[DATA FOR THIS EXERCISE]

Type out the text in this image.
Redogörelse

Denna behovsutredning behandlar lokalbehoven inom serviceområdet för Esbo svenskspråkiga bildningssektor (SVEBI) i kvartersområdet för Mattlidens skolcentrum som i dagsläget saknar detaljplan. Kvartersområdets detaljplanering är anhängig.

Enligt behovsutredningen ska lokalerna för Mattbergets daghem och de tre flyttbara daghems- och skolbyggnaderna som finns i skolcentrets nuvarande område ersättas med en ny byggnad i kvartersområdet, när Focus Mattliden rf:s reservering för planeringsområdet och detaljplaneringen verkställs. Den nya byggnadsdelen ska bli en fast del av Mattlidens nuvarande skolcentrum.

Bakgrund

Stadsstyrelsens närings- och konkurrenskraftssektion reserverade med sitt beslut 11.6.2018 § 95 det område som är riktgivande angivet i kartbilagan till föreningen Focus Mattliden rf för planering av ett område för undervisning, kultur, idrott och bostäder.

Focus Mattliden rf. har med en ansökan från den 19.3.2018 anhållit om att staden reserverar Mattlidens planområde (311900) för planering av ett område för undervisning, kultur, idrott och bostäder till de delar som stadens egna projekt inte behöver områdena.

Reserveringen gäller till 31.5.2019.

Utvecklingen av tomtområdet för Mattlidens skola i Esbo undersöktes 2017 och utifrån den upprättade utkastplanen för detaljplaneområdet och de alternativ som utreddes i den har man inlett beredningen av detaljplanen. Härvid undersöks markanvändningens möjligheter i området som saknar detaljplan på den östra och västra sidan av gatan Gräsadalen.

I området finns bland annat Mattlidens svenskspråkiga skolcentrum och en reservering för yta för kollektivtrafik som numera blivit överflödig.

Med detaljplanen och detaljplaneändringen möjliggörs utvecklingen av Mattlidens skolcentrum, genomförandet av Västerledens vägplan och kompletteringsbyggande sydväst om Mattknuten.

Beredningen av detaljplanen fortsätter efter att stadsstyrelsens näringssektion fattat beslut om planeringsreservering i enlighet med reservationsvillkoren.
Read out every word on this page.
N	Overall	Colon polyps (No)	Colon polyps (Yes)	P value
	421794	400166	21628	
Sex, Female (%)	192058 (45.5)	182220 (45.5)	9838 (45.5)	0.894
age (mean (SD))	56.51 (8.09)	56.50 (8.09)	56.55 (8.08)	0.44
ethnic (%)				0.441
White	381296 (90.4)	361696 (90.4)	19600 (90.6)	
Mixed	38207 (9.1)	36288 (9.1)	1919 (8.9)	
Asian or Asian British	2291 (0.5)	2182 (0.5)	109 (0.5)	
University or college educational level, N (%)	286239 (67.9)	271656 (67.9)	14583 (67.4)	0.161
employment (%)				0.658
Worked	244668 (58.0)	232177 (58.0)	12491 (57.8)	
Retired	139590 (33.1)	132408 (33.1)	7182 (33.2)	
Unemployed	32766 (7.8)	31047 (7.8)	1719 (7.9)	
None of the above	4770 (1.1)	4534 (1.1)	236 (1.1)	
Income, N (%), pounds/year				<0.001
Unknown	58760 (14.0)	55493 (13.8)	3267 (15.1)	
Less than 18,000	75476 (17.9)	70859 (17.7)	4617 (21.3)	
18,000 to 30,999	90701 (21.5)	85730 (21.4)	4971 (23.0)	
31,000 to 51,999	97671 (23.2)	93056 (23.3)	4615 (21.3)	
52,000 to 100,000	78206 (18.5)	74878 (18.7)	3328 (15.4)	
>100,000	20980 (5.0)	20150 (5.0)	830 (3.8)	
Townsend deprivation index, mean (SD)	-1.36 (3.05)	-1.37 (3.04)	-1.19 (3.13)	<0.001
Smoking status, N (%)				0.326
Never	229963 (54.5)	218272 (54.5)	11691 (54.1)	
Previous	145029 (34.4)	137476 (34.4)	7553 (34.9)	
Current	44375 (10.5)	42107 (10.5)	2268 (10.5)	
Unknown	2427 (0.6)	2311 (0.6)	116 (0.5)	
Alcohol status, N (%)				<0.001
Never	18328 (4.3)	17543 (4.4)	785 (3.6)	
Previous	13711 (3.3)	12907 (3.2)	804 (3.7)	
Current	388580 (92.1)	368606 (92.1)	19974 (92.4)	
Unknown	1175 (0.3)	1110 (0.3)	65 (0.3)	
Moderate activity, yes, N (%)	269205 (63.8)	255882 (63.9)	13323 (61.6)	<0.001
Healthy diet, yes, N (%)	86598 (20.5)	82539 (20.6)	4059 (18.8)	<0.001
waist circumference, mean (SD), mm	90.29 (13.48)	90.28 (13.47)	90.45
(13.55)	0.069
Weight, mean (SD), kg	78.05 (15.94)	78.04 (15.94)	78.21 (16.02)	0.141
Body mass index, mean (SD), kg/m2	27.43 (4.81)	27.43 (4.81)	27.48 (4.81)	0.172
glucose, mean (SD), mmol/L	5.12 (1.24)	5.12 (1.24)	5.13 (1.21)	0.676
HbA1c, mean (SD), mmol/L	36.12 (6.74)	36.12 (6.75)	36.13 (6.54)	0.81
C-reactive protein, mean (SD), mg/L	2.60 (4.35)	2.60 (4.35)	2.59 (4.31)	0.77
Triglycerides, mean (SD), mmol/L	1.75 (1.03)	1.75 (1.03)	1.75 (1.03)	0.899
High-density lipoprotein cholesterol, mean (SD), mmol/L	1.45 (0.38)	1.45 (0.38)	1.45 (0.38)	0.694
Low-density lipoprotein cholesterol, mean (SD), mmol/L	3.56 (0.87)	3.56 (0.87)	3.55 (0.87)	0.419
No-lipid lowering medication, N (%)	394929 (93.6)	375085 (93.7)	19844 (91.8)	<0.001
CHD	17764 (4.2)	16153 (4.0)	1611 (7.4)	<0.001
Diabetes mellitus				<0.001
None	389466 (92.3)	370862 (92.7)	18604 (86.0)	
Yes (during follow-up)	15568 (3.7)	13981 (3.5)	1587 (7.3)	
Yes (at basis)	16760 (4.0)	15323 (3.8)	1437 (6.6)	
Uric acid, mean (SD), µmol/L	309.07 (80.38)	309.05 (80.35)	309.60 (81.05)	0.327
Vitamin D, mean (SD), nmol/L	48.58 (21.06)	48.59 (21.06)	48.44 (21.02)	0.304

[/DATA FOR THIS EXERCISE]

**ABOUT THIS EXERCISE:**
Across the data, pull every line containing the string "Unknown".

**ANSWER BELOW:**
Unknown	58760 (14.0)	55493 (13.8)	3267 (15.1)	
Unknown	2427 (0.6)	2311 (0.6)	116 (0.5)	
Unknown	1175 (0.3)	1110 (0.3)	65 (0.3)	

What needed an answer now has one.